Write out the material exactly, with the pictures left out.

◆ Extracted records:
****
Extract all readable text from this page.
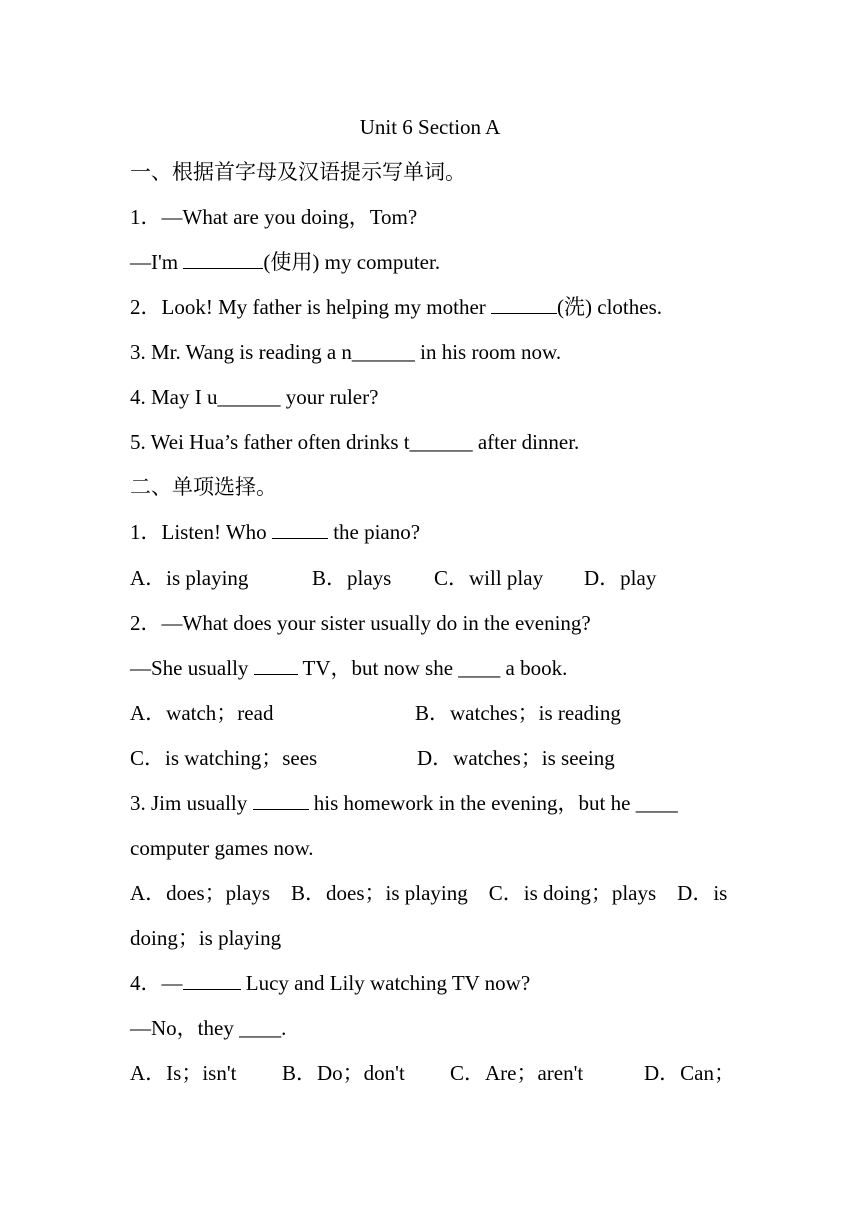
Unit 6 Section A
一、根据首字母及汉语提示写单词。
1．—What are you doing，Tom?
—I'm	(使用) my computer.
2．Look! My father is helping my mother	(洗) clothes.
3. Mr. Wang is reading a n______ in his room now.
4. May I u______ your ruler?
5. Wei Hua’s father often drinks t______ after dinner.
二、单项选择。
1．Listen! Who	the piano?
A．is playing	B．plays C．will play D．play
2．—What does your sister usually do in the evening?
—She usually  TV，but now she ____ a book.
A．watch；read	B．watches；is reading
C．is watching；sees	D．watches；is seeing
3. Jim usually	his homework in the evening，but he ____
computer games now.
A．does；plays    B．does；is playing    C．is doing；plays    D．is
doing；is playing
4．—	Lucy and Lily watching TV now?
—No，they ____.
A．Is；isn't B．Do；don't C．Are；aren't	D．Can；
****
◆ REPLY:
Extract all readable text from this page.
Unit 6 Section A
一、根据首字母及汉语提示写单词。
1．—What are you doing，Tom?
—I'm	(使用) my computer.
2．Look! My father is helping my mother	(洗) clothes.
3. Mr. Wang is reading a n______ in his room now.
4. May I u______ your ruler?
5. Wei Hua’s father often drinks t______ after dinner.
二、单项选择。
1．Listen! Who	the piano?
A．is playing	B．plays C．will play D．play
2．—What does your sister usually do in the evening?
—She usually  TV，but now she ____ a book.
A．watch；read	B．watches；is reading
C．is watching；sees	D．watches；is seeing
3. Jim usually	his homework in the evening，but he ____
computer games now.
A．does；plays    B．does；is playing    C．is doing；plays    D．is
doing；is playing
4．—	Lucy and Lily watching TV now?
—No，they ____.
A．Is；isn't B．Do；don't C．Are；aren't	D．Can；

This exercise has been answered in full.